List every line in this data where the string "Jahrh" occurs.

<<<<

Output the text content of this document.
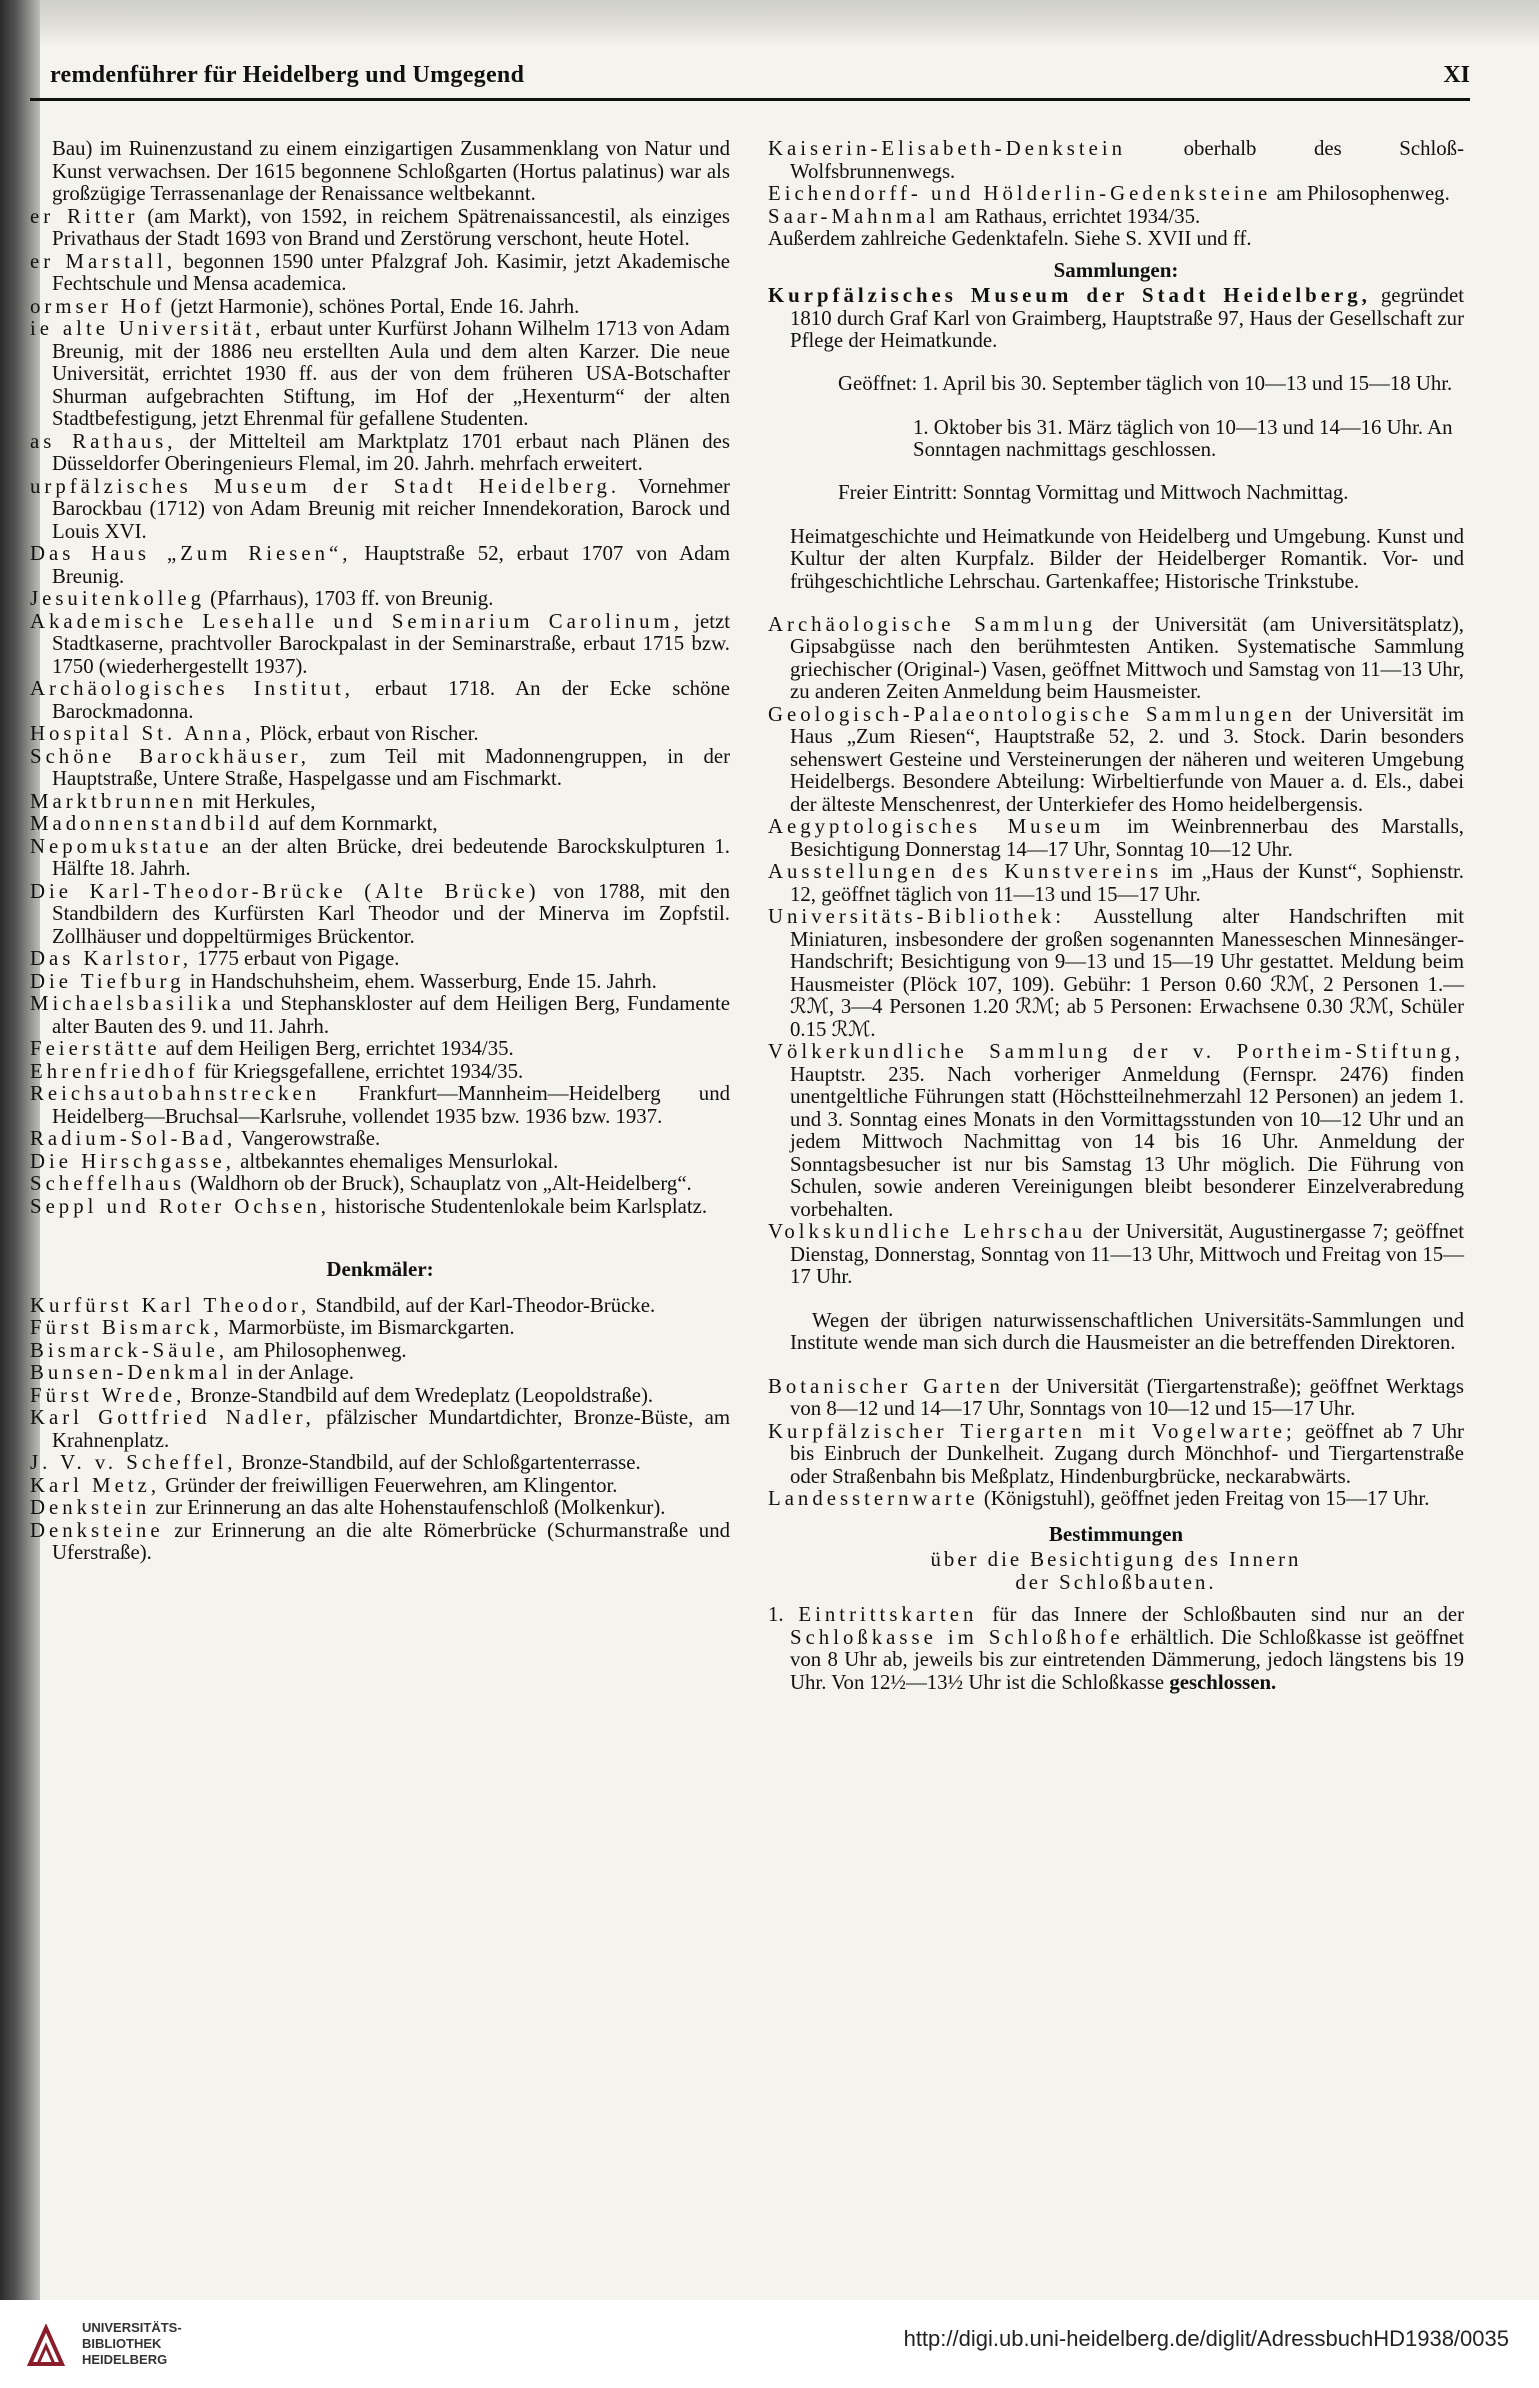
remdenführer für Heidelberg und Umgegend	XI

Bau) im Ruinenzustand zu einem einzigartigen Zusammenklang von Natur und Kunst verwachsen. Der 1615 begonnene Schloßgarten (Hortus palatinus) war als großzügige Terrassenanlage der Renaissance weltbekannt.

er Ritter (am Markt), von 1592, in reichem Spätrenaissancestil, als einziges Privathaus der Stadt 1693 von Brand und Zerstörung verschont, heute Hotel.

er Marstall, begonnen 1590 unter Pfalzgraf Joh. Kasimir, jetzt Akademische Fechtschule und Mensa academica.

ormser Hof (jetzt Harmonie), schönes Portal, Ende 16. Jahrh.

ie alte Universität, erbaut unter Kurfürst Johann Wilhelm 1713 von Adam Breunig, mit der 1886 neu erstellten Aula und dem alten Karzer. Die neue Universität, errichtet 1930 ff. aus der von dem früheren USA-Botschafter Shurman aufgebrachten Stiftung, im Hof der „Hexenturm“ der alten Stadtbefestigung, jetzt Ehrenmal für gefallene Studenten.

as Rathaus, der Mittelteil am Marktplatz 1701 erbaut nach Plänen des Düsseldorfer Oberingenieurs Flemal, im 20. Jahrh. mehrfach erweitert.

urpfälzisches Museum der Stadt Heidelberg. Vornehmer Barockbau (1712) von Adam Breunig mit reicher Innendekoration, Barock und Louis XVI.

Das Haus „Zum Riesen“, Hauptstraße 52, erbaut 1707 von Adam Breunig.

Jesuitenkolleg (Pfarrhaus), 1703 ff. von Breunig.

Akademische Lesehalle und Seminarium Carolinum, jetzt Stadtkaserne, prachtvoller Barockpalast in der Seminarstraße, erbaut 1715 bzw. 1750 (wiederhergestellt 1937).

Archäologisches Institut, erbaut 1718. An der Ecke schöne Barockmadonna.

Hospital St. Anna, Plöck, erbaut von Rischer.

Schöne Barockhäuser, zum Teil mit Madonnengruppen, in der Hauptstraße, Untere Straße, Haspelgasse und am Fischmarkt.

Marktbrunnen mit Herkules,

Madonnenstandbild auf dem Kornmarkt,

Nepomukstatue an der alten Brücke, drei bedeutende Barockskulpturen 1. Hälfte 18. Jahrh.

Die Karl-Theodor-Brücke (Alte Brücke) von 1788, mit den Standbildern des Kurfürsten Karl Theodor und der Minerva im Zopfstil. Zollhäuser und doppeltürmiges Brückentor.

Das Karlstor, 1775 erbaut von Pigage.

Die Tiefburg in Handschuhsheim, ehem. Wasserburg, Ende 15. Jahrh.

Michaelsbasilika und Stephanskloster auf dem Heiligen Berg, Fundamente alter Bauten des 9. und 11. Jahrh.

Feierstätte auf dem Heiligen Berg, errichtet 1934/35.

Ehrenfriedhof für Kriegsgefallene, errichtet 1934/35.

Reichsautobahnstrecken Frankfurt—Mannheim—Heidelberg und Heidelberg—Bruchsal—Karlsruhe, vollendet 1935 bzw. 1936 bzw. 1937.

Radium-Sol-Bad, Vangerowstraße.

Die Hirschgasse, altbekanntes ehemaliges Mensurlokal.

Scheffelhaus (Waldhorn ob der Bruck), Schauplatz von „Alt-Heidelberg“.

Seppl und Roter Ochsen, historische Studentenlokale beim Karlsplatz.

Denkmäler:

Kurfürst Karl Theodor, Standbild, auf der Karl-Theodor-Brücke.

Fürst Bismarck, Marmorbüste, im Bismarckgarten.

Bismarck-Säule, am Philosophenweg.

Bunsen-Denkmal in der Anlage.

Fürst Wrede, Bronze-Standbild auf dem Wredeplatz (Leopoldstraße).

Karl Gottfried Nadler, pfälzischer Mundartdichter, Bronze-Büste, am Krahnenplatz.

J. V. v. Scheffel, Bronze-Standbild, auf der Schloßgartenterrasse.

Karl Metz, Gründer der freiwilligen Feuerwehren, am Klingentor.

Denkstein zur Erinnerung an das alte Hohenstaufenschloß (Molkenkur).

Denksteine zur Erinnerung an die alte Römerbrücke (Schurmanstraße und Uferstraße).

Kaiserin-Elisabeth-Denkstein oberhalb des Schloß-Wolfsbrunnenwegs.

Eichendorff- und Hölderlin-Gedenksteine am Philosophenweg.

Saar-Mahnmal am Rathaus, errichtet 1934/35.

Außerdem zahlreiche Gedenktafeln. Siehe S. XVII und ff.

Sammlungen:

Kurpfälzisches Museum der Stadt Heidelberg, gegründet 1810 durch Graf Karl von Graimberg, Hauptstraße 97, Haus der Gesellschaft zur Pflege der Heimatkunde.

Geöffnet: 1. April bis 30. September täglich von 10—13 und 15—18 Uhr.

1. Oktober bis 31. März täglich von 10—13 und 14—16 Uhr. An Sonntagen nachmittags geschlossen.

Freier Eintritt: Sonntag Vormittag und Mittwoch Nachmittag.

Heimatgeschichte und Heimatkunde von Heidelberg und Umgebung. Kunst und Kultur der alten Kurpfalz. Bilder der Heidelberger Romantik. Vor- und frühgeschichtliche Lehrschau. Gartenkaffee; Historische Trinkstube.

Archäologische Sammlung der Universität (am Universitätsplatz), Gipsabgüsse nach den berühmtesten Antiken. Systematische Sammlung griechischer (Original-) Vasen, geöffnet Mittwoch und Samstag von 11—13 Uhr, zu anderen Zeiten Anmeldung beim Hausmeister.

Geologisch-Palaeontologische Sammlungen der Universität im Haus „Zum Riesen“, Hauptstraße 52, 2. und 3. Stock. Darin besonders sehenswert Gesteine und Versteinerungen der näheren und weiteren Umgebung Heidelbergs. Besondere Abteilung: Wirbeltierfunde von Mauer a. d. Els., dabei der älteste Menschenrest, der Unterkiefer des Homo heidelbergensis.

Aegyptologisches Museum im Weinbrennerbau des Marstalls, Besichtigung Donnerstag 14—17 Uhr, Sonntag 10—12 Uhr.

Ausstellungen des Kunstvereins im „Haus der Kunst“, Sophienstr. 12, geöffnet täglich von 11—13 und 15—17 Uhr.

Universitäts-Bibliothek: Ausstellung alter Handschriften mit Miniaturen, insbesondere der großen sogenannten Manesseschen Minnesänger-Handschrift; Besichtigung von 9—13 und 15—19 Uhr gestattet. Meldung beim Hausmeister (Plöck 107, 109). Gebühr: 1 Person 0.60 ℛℳ, 2 Personen 1.— ℛℳ, 3—4 Personen 1.20 ℛℳ; ab 5 Personen: Erwachsene 0.30 ℛℳ, Schüler 0.15 ℛℳ.

Völkerkundliche Sammlung der v. Portheim-Stiftung, Hauptstr. 235. Nach vorheriger Anmeldung (Fernspr. 2476) finden unentgeltliche Führungen statt (Höchstteilnehmerzahl 12 Personen) an jedem 1. und 3. Sonntag eines Monats in den Vormittagsstunden von 10—12 Uhr und an jedem Mittwoch Nachmittag von 14 bis 16 Uhr. Anmeldung der Sonntagsbesucher ist nur bis Samstag 13 Uhr möglich. Die Führung von Schulen, sowie anderen Vereinigungen bleibt besonderer Einzelverabredung vorbehalten.

Volkskundliche Lehrschau der Universität, Augustinergasse 7; geöffnet Dienstag, Donnerstag, Sonntag von 11—13 Uhr, Mittwoch und Freitag von 15—17 Uhr.

Wegen der übrigen naturwissenschaftlichen Universitäts-Sammlungen und Institute wende man sich durch die Hausmeister an die betreffenden Direktoren.

Botanischer Garten der Universität (Tiergartenstraße); geöffnet Werktags von 8—12 und 14—17 Uhr, Sonntags von 10—12 und 15—17 Uhr.

Kurpfälzischer Tiergarten mit Vogelwarte; geöffnet ab 7 Uhr bis Einbruch der Dunkelheit. Zugang durch Mönchhof- und Tiergartenstraße oder Straßenbahn bis Meßplatz, Hindenburgbrücke, neckarabwärts.

Landessternwarte (Königstuhl), geöffnet jeden Freitag von 15—17 Uhr.

Bestimmungen

über die Besichtigung des Innern

der Schloßbauten.

1. Eintrittskarten für das Innere der Schloßbauten sind nur an der Schloßkasse im Schloßhofe erhältlich. Die Schloßkasse ist geöffnet von 8 Uhr ab, jeweils bis zur eintretenden Dämmerung, jedoch längstens bis 19 Uhr. Von 12½—13½ Uhr ist die Schloßkasse geschlossen.

UNIVERSITÄTS-
BIBLIOTHEK
HEIDELBERG
http://digi.ub.uni-heidelberg.de/diglit/AdressbuchHD1938/0035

>>>>

• **Output of the exercise**
ormser Hof (jetzt Harmonie), schönes Portal, Ende 16. Jahrh.
as Rathaus, der Mittelteil am Marktplatz 1701 erbaut nach Plänen des Düsseldorfer Oberingenieurs Flemal, im 20. Jahrh. mehrfach erweitert.
Nepomukstatue an der alten Brücke, drei bedeutende Barockskulpturen 1. Hälfte 18. Jahrh.
Die Tiefburg in Handschuhsheim, ehem. Wasserburg, Ende 15. Jahrh.
Michaelsbasilika und Stephanskloster auf dem Heiligen Berg, Fundamente alter Bauten des 9. und 11. Jahrh.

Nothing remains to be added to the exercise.